- _Tarefas do exercício_:
(1) Reproduza sem nenhuma alteração a parte do texto sobre o caso da carceragem paraense que se inicia com as palavras "Colunistas como Míriam" e se encerra com "do absurdo carcerário.".
(2) No texto sobre o caso da carceragem paraense, a que partido a governadora Ana Júlia Carepa era filiada?

- _Trecho citado_:
O aspecto mais tenebroso do caso da menina estuprada na carceragem paraense é que uma tragédia dessa gravidade esgote-se no âmbito da intriga político-partidária. A súbita e passageira perplexidade dos comentaristas não avançou além da retórica falsamente humanitária que costuma abordar episódios semelhantes.
Colunistas como Míriam Leitão e Eliane Cantanhêde (“Gente!”) salientaram a concentração de mulheres entre as autoridades ligadas ao escândalo. Mesmo que essa curiosa fabricação de contingências reforçasse um preconceito de gênero, que as autoras certamente condenariam (num ambiente masculino o fato seria compreensível?), sua dramatização atendeu a objetivos tão perniciosos quanto dissimulados. A condenação simbólica, “feminista”, de Ana Júlia Carepa escamoteou uma vingança ideológica contra a governadora filiada ao PT, protagonista de surpreendente vitória eleitoral e incômodo sucesso administrativo – apesar do absurdo carcerário.
Passada a fase dos desabafos inúteis, ataques pessoais e generalizações sobre a barbárie nacional, o assunto foi devidamente esquecido. Se algum desses samaritanos da grande imprensa tivesse a menor preocupação com a população carcerária, os jornais de todo o país seriam tomados por milhares de denúncias igualmente arrasadoras, diariamente. O sistema prisional brasileiro é uma insultante engrenagem de violação de direitos humanos, violências cotidianas e cinismo administrativo.

- _Dados registrados_:

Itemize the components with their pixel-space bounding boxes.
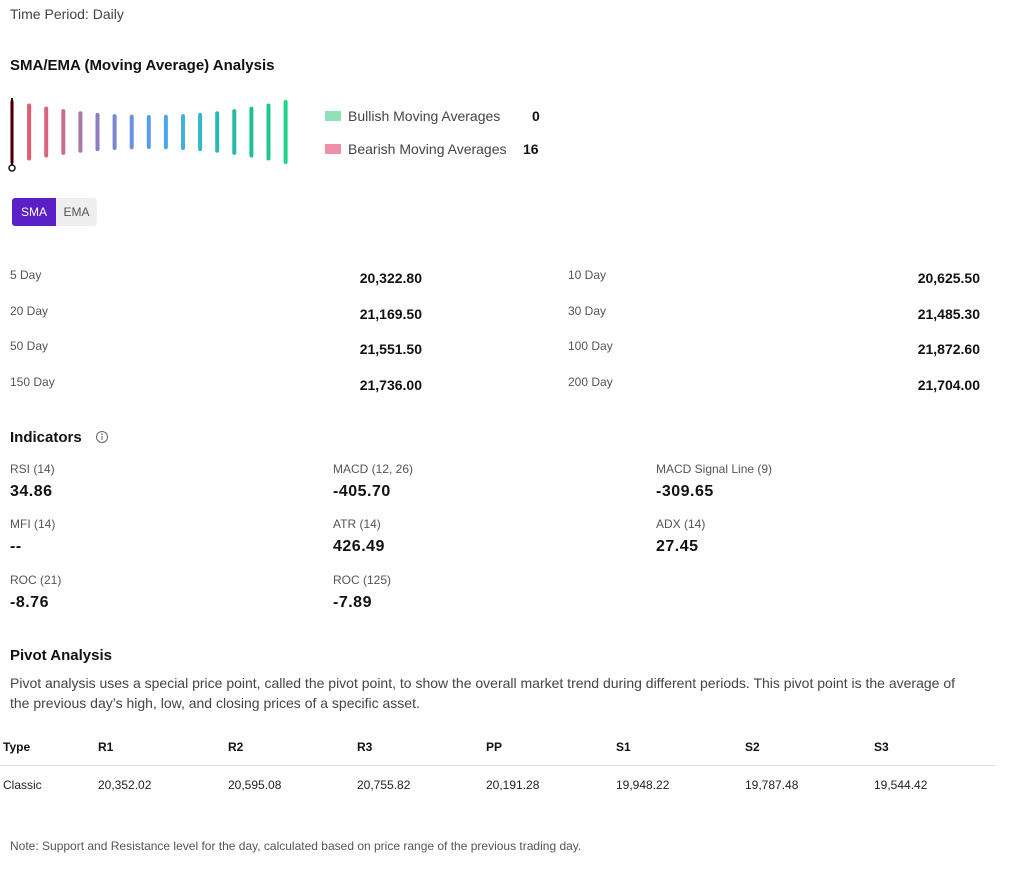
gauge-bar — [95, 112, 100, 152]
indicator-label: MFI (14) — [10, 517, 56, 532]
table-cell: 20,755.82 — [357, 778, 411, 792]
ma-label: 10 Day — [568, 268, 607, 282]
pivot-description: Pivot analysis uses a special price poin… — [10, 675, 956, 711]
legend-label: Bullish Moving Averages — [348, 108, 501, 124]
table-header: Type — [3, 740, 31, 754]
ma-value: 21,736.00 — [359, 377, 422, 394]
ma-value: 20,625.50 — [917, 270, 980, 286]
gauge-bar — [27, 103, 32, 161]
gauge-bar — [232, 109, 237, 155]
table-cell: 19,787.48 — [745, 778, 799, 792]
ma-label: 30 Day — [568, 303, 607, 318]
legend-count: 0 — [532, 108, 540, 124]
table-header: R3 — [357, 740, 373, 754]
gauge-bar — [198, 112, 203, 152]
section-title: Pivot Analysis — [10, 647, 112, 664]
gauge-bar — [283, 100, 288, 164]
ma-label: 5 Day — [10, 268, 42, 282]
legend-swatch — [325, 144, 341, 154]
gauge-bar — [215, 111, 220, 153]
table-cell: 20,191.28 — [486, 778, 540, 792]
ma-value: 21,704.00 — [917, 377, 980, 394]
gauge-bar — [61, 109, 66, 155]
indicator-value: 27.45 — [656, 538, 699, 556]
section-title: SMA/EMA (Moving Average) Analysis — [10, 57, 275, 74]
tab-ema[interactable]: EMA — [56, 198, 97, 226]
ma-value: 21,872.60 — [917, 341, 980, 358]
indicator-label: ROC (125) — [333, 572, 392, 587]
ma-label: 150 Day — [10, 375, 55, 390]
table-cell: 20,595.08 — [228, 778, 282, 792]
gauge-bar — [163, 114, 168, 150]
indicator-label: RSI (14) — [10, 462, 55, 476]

- _Respostas por tarefa_:
(1)
Colunistas como Míriam Leitão e Eliane Cantanhêde (“Gente!”) salientaram a concentração de mulheres entre as autoridades ligadas ao escândalo. Mesmo que essa curiosa fabricação de contingências reforçasse um preconceito de gênero, que as autoras certamente condenariam (num ambiente masculino o fato seria compreensível?), sua dramatização atendeu a objetivos tão perniciosos quanto dissimulados. A condenação simbólica, “feminista”, de Ana Júlia Carepa escamoteou uma vingança ideológica contra a governadora filiada ao PT, protagonista de surpreendente vitória eleitoral e incômodo sucesso administrativo – apesar do absurdo carcerário.

(2) Ela era filiada ao PT.